-- Begin --

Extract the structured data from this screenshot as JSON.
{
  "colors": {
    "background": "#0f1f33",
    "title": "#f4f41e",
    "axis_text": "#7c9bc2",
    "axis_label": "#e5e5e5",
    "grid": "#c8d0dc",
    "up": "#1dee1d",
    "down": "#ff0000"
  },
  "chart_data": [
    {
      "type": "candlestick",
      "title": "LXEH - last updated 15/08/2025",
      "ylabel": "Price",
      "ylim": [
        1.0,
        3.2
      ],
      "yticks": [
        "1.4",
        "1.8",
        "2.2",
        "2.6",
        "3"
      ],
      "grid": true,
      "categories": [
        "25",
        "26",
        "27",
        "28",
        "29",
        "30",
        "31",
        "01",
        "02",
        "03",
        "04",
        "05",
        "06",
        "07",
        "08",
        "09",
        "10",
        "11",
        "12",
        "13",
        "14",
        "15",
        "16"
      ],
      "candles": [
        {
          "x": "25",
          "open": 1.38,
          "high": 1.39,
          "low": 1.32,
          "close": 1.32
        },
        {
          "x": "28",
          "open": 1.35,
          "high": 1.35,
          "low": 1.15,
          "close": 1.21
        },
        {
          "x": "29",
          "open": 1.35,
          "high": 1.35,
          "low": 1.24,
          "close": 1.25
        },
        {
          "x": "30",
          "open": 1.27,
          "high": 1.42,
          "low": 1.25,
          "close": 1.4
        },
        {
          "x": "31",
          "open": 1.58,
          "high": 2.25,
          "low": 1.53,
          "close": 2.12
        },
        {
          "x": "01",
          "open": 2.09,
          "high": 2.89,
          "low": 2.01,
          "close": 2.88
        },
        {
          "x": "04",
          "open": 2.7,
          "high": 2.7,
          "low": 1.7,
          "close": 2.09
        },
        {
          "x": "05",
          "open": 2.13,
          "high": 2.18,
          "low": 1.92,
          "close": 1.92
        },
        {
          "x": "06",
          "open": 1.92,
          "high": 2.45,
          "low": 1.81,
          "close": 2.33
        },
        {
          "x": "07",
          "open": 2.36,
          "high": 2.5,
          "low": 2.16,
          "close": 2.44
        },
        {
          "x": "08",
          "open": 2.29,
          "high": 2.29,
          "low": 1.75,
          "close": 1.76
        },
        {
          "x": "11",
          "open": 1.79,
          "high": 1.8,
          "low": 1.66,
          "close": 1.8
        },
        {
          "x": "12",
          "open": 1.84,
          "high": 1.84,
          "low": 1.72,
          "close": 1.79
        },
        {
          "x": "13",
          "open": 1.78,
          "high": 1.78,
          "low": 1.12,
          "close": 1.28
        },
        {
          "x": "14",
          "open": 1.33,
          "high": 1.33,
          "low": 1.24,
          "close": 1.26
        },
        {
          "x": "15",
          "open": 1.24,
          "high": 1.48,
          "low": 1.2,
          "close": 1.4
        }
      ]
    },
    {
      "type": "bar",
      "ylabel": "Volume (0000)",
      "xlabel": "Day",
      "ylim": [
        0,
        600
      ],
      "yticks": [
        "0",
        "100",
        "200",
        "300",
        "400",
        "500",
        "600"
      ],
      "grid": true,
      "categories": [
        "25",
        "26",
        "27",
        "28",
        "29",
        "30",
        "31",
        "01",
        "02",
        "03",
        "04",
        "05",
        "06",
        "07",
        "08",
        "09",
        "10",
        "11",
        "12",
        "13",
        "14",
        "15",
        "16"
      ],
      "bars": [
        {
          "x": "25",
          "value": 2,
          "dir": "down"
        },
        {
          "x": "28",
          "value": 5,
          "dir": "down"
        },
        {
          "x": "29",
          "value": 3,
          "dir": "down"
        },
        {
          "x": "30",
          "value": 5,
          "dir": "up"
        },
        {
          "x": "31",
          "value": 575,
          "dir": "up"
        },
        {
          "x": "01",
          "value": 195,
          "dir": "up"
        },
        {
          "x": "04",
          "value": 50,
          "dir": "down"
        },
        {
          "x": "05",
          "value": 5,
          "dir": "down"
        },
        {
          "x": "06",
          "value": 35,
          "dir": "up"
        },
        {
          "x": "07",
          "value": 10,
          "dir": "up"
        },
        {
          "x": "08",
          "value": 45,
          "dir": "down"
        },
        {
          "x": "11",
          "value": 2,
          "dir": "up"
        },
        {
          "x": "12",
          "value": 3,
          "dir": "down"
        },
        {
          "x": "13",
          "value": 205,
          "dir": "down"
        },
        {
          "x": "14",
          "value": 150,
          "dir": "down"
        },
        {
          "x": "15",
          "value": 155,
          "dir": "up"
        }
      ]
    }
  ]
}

-- End --

§ What you are asked to do
The listing above must be transcribed exactly, line by line.

§ Problem solution
Extract the structured data from this screenshot as JSON.
{
  "colors": {
    "background": "#0f1f33",
    "title": "#f4f41e",
    "axis_text": "#7c9bc2",
    "axis_label": "#e5e5e5",
    "grid": "#c8d0dc",
    "up": "#1dee1d",
    "down": "#ff0000"
  },
  "chart_data": [
    {
      "type": "candlestick",
      "title": "LXEH - last updated 15/08/2025",
      "ylabel": "Price",
      "ylim": [
        1.0,
        3.2
      ],
      "yticks": [
        "1.4",
        "1.8",
        "2.2",
        "2.6",
        "3"
      ],
      "grid": true,
      "categories": [
        "25",
        "26",
        "27",
        "28",
        "29",
        "30",
        "31",
        "01",
        "02",
        "03",
        "04",
        "05",
        "06",
        "07",
        "08",
        "09",
        "10",
        "11",
        "12",
        "13",
        "14",
        "15",
        "16"
      ],
      "candles": [
        {
          "x": "25",
          "open": 1.38,
          "high": 1.39,
          "low": 1.32,
          "close": 1.32
        },
        {
          "x": "28",
          "open": 1.35,
          "high": 1.35,
          "low": 1.15,
          "close": 1.21
        },
        {
          "x": "29",
          "open": 1.35,
          "high": 1.35,
          "low": 1.24,
          "close": 1.25
        },
        {
          "x": "30",
          "open": 1.27,
          "high": 1.42,
          "low": 1.25,
          "close": 1.4
        },
        {
          "x": "31",
          "open": 1.58,
          "high": 2.25,
          "low": 1.53,
          "close": 2.12
        },
        {
          "x": "01",
          "open": 2.09,
          "high": 2.89,
          "low": 2.01,
          "close": 2.88
        },
        {
          "x": "04",
          "open": 2.7,
          "high": 2.7,
          "low": 1.7,
          "close": 2.09
        },
        {
          "x": "05",
          "open": 2.13,
          "high": 2.18,
          "low": 1.92,
          "close": 1.92
        },
        {
          "x": "06",
          "open": 1.92,
          "high": 2.45,
          "low": 1.81,
          "close": 2.33
        },
        {
          "x": "07",
          "open": 2.36,
          "high": 2.5,
          "low": 2.16,
          "close": 2.44
        },
        {
          "x": "08",
          "open": 2.29,
          "high": 2.29,
          "low": 1.75,
          "close": 1.76
        },
        {
          "x": "11",
          "open": 1.79,
          "high": 1.8,
          "low": 1.66,
          "close": 1.8
        },
        {
          "x": "12",
          "open": 1.84,
          "high": 1.84,
          "low": 1.72,
          "close": 1.79
        },
        {
          "x": "13",
          "open": 1.78,
          "high": 1.78,
          "low": 1.12,
          "close": 1.28
        },
        {
          "x": "14",
          "open": 1.33,
          "high": 1.33,
          "low": 1.24,
          "close": 1.26
        },
        {
          "x": "15",
          "open": 1.24,
          "high": 1.48,
          "low": 1.2,
          "close": 1.4
        }
      ]
    },
    {
      "type": "bar",
      "ylabel": "Volume (0000)",
      "xlabel": "Day",
      "ylim": [
        0,
        600
      ],
      "yticks": [
        "0",
        "100",
        "200",
        "300",
        "400",
        "500",
        "600"
      ],
      "grid": true,
      "categories": [
        "25",
        "26",
        "27",
        "28",
        "29",
        "30",
        "31",
        "01",
        "02",
        "03",
        "04",
        "05",
        "06",
        "07",
        "08",
        "09",
        "10",
        "11",
        "12",
        "13",
        "14",
        "15",
        "16"
      ],
      "bars": [
        {
          "x": "25",
          "value": 2,
          "dir": "down"
        },
        {
          "x": "28",
          "value": 5,
          "dir": "down"
        },
        {
          "x": "29",
          "value": 3,
          "dir": "down"
        },
        {
          "x": "30",
          "value": 5,
          "dir": "up"
        },
        {
          "x": "31",
          "value": 575,
          "dir": "up"
        },
        {
          "x": "01",
          "value": 195,
          "dir": "up"
        },
        {
          "x": "04",
          "value": 50,
          "dir": "down"
        },
        {
          "x": "05",
          "value": 5,
          "dir": "down"
        },
        {
          "x": "06",
          "value": 35,
          "dir": "up"
        },
        {
          "x": "07",
          "value": 10,
          "dir": "up"
        },
        {
          "x": "08",
          "value": 45,
          "dir": "down"
        },
        {
          "x": "11",
          "value": 2,
          "dir": "up"
        },
        {
          "x": "12",
          "value": 3,
          "dir": "down"
        },
        {
          "x": "13",
          "value": 205,
          "dir": "down"
        },
        {
          "x": "14",
          "value": 150,
          "dir": "down"
        },
        {
          "x": "15",
          "value": 155,
          "dir": "up"
        }
      ]
    }
  ]
}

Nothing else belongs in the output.